JOB
Each line of the listing that contains the word "emissions" is to be copied.

RECORDS FOR THIS TASK
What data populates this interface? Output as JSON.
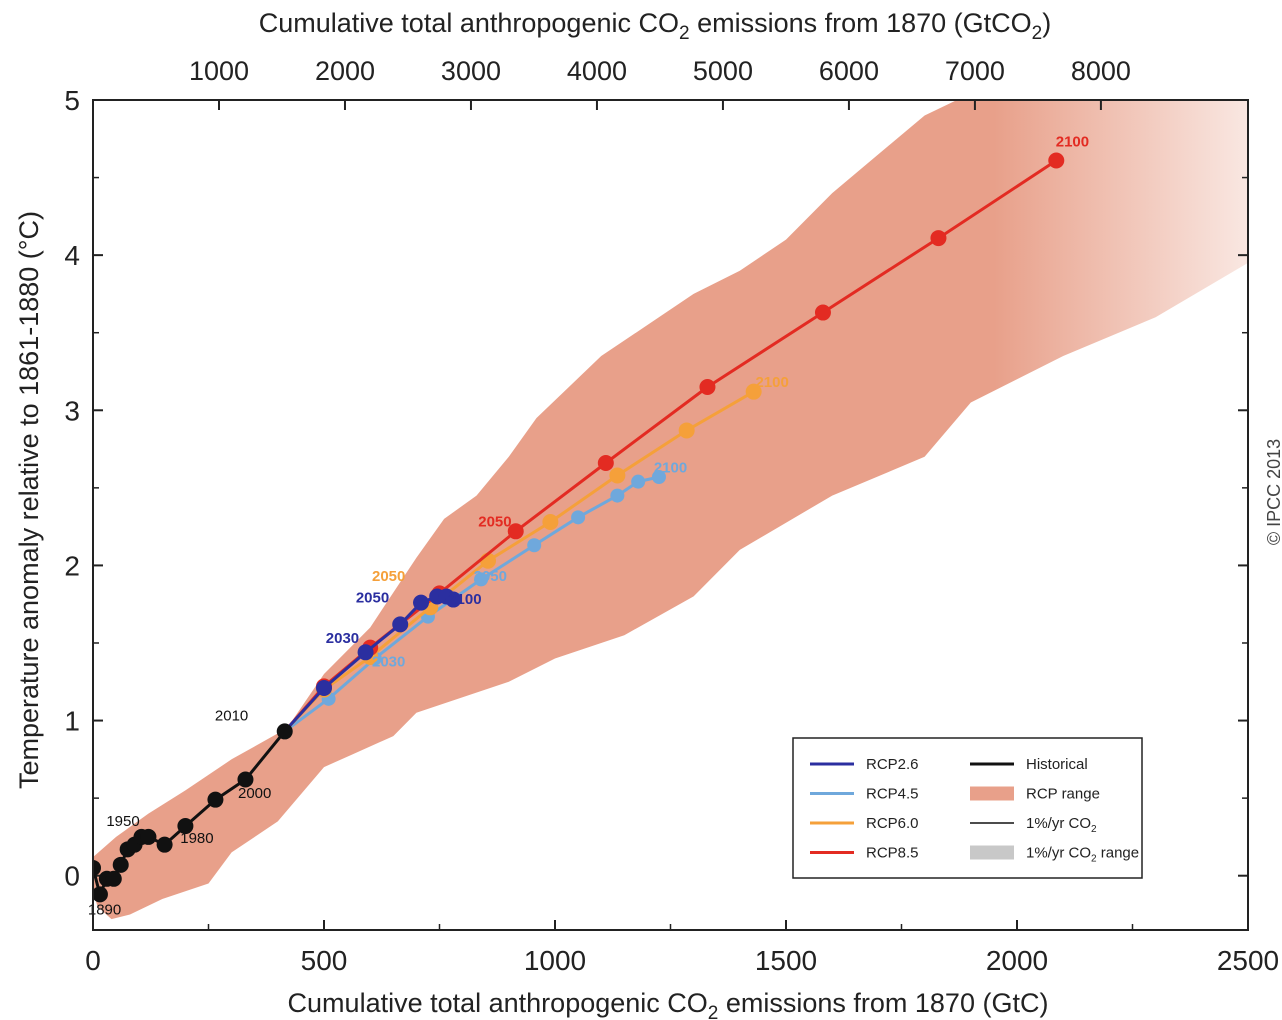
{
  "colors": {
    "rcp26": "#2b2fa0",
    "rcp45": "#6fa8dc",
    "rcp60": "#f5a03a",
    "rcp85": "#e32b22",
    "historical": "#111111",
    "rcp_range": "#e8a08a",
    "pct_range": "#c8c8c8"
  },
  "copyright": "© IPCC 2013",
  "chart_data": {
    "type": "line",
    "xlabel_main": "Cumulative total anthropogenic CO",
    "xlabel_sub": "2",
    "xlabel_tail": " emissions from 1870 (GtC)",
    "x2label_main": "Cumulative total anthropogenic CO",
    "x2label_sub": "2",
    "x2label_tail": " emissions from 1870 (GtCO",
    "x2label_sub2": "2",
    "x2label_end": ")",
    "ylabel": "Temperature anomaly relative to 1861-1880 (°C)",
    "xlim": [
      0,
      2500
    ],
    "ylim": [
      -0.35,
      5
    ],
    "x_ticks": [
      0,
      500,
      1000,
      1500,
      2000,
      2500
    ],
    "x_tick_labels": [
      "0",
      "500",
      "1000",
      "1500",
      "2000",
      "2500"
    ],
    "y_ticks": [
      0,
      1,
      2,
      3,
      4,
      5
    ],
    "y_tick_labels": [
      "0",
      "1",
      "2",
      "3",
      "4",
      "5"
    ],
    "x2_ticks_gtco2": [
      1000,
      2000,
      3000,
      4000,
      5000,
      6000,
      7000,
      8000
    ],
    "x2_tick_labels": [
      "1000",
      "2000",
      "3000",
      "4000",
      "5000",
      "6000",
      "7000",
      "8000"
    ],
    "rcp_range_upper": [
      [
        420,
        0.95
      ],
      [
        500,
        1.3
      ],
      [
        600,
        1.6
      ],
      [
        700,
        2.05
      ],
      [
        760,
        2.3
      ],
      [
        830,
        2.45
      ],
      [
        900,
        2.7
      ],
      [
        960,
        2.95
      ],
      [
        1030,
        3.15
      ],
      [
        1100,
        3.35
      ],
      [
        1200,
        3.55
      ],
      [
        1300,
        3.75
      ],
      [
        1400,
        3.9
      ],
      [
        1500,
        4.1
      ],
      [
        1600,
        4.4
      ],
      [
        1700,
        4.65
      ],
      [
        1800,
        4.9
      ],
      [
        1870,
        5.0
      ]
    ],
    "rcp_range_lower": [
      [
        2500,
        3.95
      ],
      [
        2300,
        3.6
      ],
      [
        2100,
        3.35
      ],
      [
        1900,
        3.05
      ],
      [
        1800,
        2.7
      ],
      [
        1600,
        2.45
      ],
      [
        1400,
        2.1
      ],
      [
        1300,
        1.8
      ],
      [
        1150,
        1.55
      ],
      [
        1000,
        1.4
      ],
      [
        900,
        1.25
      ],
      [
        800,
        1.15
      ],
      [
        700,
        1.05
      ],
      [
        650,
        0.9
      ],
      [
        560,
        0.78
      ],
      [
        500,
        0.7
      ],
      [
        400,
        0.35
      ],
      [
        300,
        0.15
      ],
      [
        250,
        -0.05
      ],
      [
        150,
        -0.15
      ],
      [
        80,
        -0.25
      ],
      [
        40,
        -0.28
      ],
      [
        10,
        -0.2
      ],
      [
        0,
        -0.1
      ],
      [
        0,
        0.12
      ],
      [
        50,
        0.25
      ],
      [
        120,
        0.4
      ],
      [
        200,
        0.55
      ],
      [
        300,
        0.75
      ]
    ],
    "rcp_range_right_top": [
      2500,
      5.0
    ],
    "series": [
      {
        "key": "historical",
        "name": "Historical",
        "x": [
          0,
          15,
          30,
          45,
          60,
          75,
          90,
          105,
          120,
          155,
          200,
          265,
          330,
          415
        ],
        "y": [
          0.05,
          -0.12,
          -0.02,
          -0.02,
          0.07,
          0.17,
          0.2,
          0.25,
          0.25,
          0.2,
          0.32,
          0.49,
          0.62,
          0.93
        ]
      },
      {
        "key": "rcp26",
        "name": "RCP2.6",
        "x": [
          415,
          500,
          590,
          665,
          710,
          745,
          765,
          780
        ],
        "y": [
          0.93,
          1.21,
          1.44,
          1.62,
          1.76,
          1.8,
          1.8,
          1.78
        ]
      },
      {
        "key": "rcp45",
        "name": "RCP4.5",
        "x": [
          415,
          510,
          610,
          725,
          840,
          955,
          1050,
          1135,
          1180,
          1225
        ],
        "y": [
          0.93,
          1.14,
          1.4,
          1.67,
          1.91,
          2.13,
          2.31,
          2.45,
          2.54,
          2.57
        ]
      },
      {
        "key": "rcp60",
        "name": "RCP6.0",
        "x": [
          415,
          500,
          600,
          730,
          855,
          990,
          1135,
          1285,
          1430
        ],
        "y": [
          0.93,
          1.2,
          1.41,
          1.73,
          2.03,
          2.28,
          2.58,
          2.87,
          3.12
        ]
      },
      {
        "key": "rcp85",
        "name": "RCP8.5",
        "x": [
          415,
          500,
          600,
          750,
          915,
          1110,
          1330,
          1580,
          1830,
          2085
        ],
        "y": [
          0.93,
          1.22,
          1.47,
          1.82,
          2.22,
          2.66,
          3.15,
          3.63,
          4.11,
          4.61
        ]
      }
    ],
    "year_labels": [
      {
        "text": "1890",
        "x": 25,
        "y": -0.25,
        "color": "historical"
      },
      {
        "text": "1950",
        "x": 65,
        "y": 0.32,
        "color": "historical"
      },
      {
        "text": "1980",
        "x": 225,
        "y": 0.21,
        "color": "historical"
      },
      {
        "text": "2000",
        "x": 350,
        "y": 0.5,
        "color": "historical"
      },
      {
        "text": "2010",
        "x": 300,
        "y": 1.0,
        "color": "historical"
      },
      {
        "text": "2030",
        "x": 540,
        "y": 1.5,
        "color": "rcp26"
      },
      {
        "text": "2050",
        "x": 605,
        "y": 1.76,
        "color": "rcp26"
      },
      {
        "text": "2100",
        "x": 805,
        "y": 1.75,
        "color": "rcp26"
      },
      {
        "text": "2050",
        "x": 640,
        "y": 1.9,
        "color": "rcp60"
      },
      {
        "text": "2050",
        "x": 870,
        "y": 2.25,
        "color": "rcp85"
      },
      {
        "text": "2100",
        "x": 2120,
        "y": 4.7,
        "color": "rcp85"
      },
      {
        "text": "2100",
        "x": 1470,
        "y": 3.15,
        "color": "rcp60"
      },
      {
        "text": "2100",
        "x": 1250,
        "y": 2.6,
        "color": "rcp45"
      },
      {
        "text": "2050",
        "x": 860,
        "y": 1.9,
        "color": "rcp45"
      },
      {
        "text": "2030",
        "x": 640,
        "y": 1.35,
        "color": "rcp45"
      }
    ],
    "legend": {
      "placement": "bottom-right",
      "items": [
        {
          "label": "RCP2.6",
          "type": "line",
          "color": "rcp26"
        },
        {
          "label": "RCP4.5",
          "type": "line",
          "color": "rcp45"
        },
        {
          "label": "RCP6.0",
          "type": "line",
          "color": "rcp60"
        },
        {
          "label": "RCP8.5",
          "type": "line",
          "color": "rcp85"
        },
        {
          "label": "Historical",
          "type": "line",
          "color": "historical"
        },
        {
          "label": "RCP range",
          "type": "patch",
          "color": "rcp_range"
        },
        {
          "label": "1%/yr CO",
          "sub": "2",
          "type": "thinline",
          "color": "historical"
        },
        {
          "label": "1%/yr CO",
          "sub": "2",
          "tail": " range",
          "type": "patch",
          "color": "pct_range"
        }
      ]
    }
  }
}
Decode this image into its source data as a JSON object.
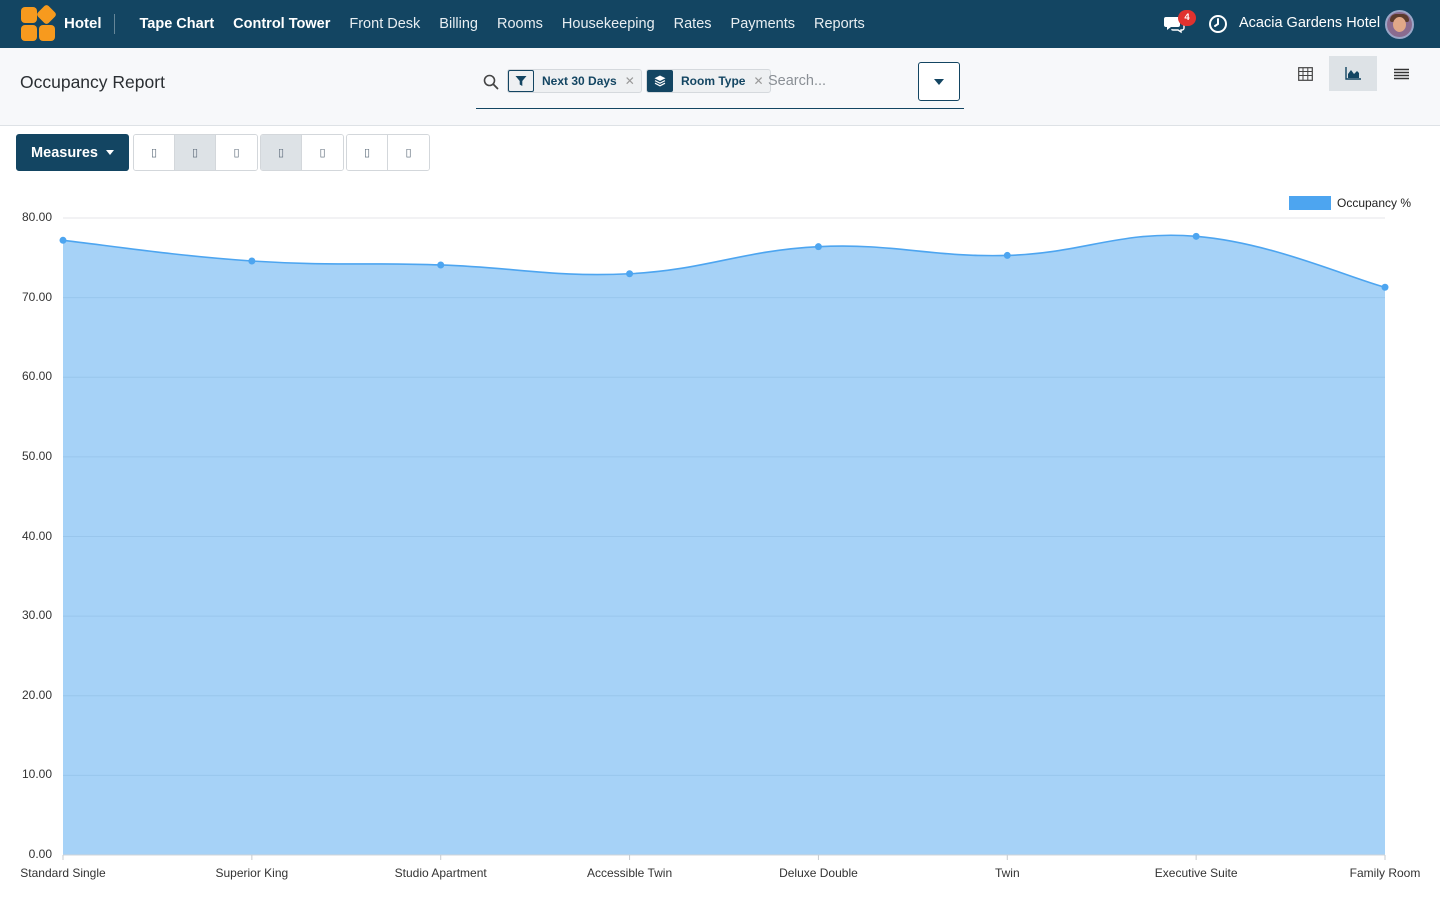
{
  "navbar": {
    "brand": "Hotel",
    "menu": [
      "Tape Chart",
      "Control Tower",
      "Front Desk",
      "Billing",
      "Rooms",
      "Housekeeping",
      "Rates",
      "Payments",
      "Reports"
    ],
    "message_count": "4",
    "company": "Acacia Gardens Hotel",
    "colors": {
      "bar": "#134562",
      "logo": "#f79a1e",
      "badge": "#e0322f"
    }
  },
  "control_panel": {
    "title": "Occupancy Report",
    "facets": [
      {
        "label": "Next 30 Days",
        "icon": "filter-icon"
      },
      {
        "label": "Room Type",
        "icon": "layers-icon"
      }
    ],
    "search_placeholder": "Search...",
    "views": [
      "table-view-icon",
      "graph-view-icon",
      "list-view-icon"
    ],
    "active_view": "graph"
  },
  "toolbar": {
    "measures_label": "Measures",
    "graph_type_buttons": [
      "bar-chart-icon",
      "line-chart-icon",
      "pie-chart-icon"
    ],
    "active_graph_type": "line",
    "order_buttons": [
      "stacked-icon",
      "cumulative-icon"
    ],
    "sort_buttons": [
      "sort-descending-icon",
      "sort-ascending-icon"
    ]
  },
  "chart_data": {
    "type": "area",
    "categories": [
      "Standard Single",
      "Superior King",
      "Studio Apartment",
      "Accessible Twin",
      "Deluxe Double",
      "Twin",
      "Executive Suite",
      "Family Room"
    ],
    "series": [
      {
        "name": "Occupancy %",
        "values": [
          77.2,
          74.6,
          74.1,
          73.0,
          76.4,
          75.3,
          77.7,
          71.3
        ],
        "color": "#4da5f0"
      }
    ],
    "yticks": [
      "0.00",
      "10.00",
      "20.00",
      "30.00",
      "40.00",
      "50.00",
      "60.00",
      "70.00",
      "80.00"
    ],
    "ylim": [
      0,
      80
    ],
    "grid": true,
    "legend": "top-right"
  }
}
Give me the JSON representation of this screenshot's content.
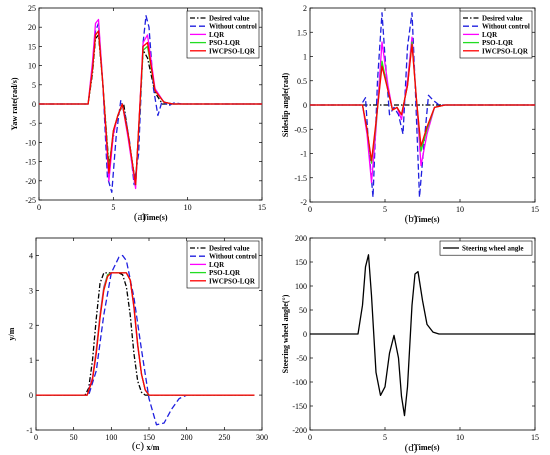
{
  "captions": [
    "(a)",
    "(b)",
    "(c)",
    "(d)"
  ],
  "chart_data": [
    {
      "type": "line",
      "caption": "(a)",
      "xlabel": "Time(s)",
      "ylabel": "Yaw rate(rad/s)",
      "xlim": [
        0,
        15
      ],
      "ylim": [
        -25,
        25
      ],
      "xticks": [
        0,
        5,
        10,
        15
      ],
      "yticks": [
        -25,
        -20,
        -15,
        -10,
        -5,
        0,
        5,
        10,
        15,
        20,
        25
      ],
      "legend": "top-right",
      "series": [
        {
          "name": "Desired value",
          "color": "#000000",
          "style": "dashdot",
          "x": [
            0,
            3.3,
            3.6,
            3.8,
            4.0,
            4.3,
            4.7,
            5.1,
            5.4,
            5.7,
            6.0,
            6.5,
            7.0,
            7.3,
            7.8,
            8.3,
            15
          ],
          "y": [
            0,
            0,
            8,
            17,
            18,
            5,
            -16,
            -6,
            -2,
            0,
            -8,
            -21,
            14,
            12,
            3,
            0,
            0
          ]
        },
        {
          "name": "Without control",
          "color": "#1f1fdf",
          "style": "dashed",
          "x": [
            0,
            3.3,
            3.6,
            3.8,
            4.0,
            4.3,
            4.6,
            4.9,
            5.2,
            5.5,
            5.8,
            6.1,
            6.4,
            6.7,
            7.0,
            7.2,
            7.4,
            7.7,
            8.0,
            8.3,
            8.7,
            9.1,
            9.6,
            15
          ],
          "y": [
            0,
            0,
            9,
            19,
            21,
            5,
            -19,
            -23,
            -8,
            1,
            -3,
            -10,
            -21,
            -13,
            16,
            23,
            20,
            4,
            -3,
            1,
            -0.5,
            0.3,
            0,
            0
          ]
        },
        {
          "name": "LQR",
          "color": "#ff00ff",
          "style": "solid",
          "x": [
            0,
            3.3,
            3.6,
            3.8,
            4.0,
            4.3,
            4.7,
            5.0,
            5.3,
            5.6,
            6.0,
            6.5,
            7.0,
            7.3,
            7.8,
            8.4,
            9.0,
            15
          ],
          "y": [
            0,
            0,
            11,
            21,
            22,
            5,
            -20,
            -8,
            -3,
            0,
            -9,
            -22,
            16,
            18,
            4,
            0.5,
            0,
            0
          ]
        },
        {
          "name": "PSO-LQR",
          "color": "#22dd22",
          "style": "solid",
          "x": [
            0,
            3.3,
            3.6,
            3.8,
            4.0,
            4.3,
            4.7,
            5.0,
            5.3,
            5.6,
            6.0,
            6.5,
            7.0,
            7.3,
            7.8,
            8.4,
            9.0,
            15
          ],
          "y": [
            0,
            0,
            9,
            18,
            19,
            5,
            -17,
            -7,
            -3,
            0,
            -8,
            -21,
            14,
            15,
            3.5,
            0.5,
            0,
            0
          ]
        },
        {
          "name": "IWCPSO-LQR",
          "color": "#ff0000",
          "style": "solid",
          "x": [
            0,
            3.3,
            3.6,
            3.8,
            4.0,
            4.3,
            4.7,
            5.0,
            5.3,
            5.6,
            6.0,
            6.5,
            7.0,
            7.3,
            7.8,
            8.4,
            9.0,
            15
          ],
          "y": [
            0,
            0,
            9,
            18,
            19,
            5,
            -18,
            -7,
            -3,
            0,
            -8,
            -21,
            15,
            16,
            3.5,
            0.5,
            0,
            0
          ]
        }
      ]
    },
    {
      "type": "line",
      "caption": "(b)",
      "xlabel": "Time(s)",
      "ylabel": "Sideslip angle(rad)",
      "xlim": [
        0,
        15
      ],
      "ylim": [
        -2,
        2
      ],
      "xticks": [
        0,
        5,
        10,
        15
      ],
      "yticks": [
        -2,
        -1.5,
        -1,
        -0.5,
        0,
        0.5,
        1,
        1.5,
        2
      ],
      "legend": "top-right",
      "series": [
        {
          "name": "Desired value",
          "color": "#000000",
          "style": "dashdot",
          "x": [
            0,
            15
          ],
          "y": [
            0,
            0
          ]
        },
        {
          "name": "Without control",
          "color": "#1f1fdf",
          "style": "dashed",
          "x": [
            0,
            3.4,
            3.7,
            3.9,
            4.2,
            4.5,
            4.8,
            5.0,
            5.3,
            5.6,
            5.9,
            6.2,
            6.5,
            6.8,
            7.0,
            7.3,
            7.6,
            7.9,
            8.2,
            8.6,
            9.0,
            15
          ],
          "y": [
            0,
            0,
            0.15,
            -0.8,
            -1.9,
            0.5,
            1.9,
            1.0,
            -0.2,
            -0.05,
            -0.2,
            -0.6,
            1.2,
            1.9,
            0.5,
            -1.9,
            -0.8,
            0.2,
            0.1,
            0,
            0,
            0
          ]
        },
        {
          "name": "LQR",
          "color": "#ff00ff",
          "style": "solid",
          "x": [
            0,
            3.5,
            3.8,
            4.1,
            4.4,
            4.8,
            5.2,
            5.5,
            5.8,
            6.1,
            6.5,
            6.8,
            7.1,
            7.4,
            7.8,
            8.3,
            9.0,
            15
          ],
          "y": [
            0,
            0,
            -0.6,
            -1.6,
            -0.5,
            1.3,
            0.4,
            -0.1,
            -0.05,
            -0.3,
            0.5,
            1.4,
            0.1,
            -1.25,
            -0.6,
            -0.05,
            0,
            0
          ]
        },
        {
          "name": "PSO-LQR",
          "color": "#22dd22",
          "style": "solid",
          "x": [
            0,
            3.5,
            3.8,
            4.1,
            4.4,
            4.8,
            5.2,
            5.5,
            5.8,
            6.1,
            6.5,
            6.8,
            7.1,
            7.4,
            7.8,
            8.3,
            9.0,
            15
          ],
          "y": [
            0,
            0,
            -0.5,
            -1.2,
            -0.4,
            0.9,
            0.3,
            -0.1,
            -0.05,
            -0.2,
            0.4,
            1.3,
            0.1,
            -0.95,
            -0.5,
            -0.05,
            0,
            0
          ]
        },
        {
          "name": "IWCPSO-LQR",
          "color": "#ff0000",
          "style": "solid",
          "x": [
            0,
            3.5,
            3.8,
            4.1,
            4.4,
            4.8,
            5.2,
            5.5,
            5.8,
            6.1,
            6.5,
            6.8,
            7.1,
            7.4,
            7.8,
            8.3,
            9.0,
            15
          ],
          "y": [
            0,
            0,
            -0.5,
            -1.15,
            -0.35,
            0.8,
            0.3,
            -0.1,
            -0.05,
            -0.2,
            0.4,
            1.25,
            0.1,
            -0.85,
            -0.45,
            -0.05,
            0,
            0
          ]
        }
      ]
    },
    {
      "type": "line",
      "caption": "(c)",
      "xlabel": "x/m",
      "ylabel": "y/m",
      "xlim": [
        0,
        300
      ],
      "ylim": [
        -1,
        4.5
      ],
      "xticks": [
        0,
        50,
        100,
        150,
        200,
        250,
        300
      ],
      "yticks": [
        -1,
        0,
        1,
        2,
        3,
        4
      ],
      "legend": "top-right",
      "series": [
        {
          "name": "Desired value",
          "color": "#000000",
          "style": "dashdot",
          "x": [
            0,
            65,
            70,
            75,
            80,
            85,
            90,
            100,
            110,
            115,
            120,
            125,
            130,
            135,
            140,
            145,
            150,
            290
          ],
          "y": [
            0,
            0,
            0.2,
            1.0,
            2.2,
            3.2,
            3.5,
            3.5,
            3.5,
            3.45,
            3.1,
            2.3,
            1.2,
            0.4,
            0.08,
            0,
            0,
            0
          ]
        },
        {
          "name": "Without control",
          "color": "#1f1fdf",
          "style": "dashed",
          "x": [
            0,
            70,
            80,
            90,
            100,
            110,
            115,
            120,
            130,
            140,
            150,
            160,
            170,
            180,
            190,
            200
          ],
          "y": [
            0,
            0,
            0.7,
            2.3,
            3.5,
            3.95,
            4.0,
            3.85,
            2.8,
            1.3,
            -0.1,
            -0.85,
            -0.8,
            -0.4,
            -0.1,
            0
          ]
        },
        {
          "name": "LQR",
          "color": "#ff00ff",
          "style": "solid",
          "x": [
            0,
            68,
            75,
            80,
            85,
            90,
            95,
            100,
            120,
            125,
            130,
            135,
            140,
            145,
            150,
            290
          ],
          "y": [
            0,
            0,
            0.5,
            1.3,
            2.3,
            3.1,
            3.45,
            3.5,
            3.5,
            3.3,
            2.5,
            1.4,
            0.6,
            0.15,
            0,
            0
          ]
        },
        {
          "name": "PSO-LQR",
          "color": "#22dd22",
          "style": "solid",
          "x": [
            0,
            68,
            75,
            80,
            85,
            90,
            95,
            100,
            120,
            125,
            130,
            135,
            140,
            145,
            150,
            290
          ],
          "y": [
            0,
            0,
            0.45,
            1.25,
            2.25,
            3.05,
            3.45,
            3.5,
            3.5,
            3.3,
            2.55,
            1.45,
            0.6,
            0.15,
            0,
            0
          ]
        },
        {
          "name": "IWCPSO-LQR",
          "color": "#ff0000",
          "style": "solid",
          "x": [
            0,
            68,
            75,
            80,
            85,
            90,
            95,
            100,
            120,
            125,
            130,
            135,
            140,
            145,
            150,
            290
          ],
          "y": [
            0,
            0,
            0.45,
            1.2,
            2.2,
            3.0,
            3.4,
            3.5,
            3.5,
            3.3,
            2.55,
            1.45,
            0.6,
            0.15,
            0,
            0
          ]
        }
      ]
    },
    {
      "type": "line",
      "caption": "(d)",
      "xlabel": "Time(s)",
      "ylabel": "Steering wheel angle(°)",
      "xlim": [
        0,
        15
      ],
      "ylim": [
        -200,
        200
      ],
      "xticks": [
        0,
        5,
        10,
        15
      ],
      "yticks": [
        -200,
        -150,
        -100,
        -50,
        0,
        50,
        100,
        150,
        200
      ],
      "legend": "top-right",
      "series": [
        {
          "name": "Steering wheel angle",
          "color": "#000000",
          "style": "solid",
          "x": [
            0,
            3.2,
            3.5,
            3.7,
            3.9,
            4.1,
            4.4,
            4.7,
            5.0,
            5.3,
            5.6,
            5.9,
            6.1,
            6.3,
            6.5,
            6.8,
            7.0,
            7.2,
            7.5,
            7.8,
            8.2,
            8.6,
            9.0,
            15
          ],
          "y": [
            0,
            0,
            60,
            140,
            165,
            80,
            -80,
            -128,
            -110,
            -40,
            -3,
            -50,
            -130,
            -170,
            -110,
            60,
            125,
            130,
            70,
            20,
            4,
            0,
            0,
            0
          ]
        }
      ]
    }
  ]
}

TASK ANSWER
    "xlabel_tail": " emissions from 1870 (GtC)",
    "x2label_tail": " emissions from 1870 (GtCO",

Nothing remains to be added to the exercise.